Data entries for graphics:
* begin *

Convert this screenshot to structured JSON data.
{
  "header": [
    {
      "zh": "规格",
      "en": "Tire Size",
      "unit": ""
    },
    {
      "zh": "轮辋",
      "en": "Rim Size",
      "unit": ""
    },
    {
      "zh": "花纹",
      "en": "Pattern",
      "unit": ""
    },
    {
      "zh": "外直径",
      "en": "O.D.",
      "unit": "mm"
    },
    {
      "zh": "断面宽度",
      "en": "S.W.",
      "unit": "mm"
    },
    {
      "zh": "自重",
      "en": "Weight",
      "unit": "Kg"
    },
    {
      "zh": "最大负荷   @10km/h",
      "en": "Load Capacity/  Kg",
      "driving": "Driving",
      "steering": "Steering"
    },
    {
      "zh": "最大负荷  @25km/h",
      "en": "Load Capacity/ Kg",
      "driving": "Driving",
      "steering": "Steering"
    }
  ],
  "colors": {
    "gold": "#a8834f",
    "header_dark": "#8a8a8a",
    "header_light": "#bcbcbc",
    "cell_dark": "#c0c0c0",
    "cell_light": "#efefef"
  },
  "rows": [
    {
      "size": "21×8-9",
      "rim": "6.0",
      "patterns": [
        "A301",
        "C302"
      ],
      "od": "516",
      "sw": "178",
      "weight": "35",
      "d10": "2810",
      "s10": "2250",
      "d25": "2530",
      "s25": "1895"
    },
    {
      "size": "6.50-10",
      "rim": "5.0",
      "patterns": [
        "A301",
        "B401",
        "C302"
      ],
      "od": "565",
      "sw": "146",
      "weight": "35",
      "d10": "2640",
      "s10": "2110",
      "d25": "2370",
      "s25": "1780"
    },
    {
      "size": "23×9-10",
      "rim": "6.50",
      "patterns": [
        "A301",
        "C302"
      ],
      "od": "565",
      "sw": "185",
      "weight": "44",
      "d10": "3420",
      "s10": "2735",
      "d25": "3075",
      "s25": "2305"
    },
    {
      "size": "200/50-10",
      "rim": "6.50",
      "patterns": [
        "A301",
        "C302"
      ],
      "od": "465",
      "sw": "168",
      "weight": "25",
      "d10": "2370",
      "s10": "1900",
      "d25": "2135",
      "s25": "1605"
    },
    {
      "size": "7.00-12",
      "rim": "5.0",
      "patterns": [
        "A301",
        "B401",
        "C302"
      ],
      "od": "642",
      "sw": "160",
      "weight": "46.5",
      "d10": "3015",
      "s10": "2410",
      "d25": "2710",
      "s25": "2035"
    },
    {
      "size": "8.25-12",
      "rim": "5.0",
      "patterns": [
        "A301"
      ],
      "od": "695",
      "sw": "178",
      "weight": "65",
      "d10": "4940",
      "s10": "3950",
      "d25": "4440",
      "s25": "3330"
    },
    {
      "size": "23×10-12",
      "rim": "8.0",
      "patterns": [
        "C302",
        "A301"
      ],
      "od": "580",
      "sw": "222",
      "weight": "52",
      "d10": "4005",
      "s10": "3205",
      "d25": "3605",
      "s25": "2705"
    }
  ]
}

* end *

_REQUIREMENT:_ Extract the entries above verbatim.

_TASK RESPONSE:_
Convert this screenshot to structured JSON data.
{
  "header": [
    {
      "zh": "规格",
      "en": "Tire Size",
      "unit": ""
    },
    {
      "zh": "轮辋",
      "en": "Rim Size",
      "unit": ""
    },
    {
      "zh": "花纹",
      "en": "Pattern",
      "unit": ""
    },
    {
      "zh": "外直径",
      "en": "O.D.",
      "unit": "mm"
    },
    {
      "zh": "断面宽度",
      "en": "S.W.",
      "unit": "mm"
    },
    {
      "zh": "自重",
      "en": "Weight",
      "unit": "Kg"
    },
    {
      "zh": "最大负荷   @10km/h",
      "en": "Load Capacity/  Kg",
      "driving": "Driving",
      "steering": "Steering"
    },
    {
      "zh": "最大负荷  @25km/h",
      "en": "Load Capacity/ Kg",
      "driving": "Driving",
      "steering": "Steering"
    }
  ],
  "colors": {
    "gold": "#a8834f",
    "header_dark": "#8a8a8a",
    "header_light": "#bcbcbc",
    "cell_dark": "#c0c0c0",
    "cell_light": "#efefef"
  },
  "rows": [
    {
      "size": "21×8-9",
      "rim": "6.0",
      "patterns": [
        "A301",
        "C302"
      ],
      "od": "516",
      "sw": "178",
      "weight": "35",
      "d10": "2810",
      "s10": "2250",
      "d25": "2530",
      "s25": "1895"
    },
    {
      "size": "6.50-10",
      "rim": "5.0",
      "patterns": [
        "A301",
        "B401",
        "C302"
      ],
      "od": "565",
      "sw": "146",
      "weight": "35",
      "d10": "2640",
      "s10": "2110",
      "d25": "2370",
      "s25": "1780"
    },
    {
      "size": "23×9-10",
      "rim": "6.50",
      "patterns": [
        "A301",
        "C302"
      ],
      "od": "565",
      "sw": "185",
      "weight": "44",
      "d10": "3420",
      "s10": "2735",
      "d25": "3075",
      "s25": "2305"
    },
    {
      "size": "200/50-10",
      "rim": "6.50",
      "patterns": [
        "A301",
        "C302"
      ],
      "od": "465",
      "sw": "168",
      "weight": "25",
      "d10": "2370",
      "s10": "1900",
      "d25": "2135",
      "s25": "1605"
    },
    {
      "size": "7.00-12",
      "rim": "5.0",
      "patterns": [
        "A301",
        "B401",
        "C302"
      ],
      "od": "642",
      "sw": "160",
      "weight": "46.5",
      "d10": "3015",
      "s10": "2410",
      "d25": "2710",
      "s25": "2035"
    },
    {
      "size": "8.25-12",
      "rim": "5.0",
      "patterns": [
        "A301"
      ],
      "od": "695",
      "sw": "178",
      "weight": "65",
      "d10": "4940",
      "s10": "3950",
      "d25": "4440",
      "s25": "3330"
    },
    {
      "size": "23×10-12",
      "rim": "8.0",
      "patterns": [
        "C302",
        "A301"
      ],
      "od": "580",
      "sw": "222",
      "weight": "52",
      "d10": "4005",
      "s10": "3205",
      "d25": "3605",
      "s25": "2705"
    }
  ]
}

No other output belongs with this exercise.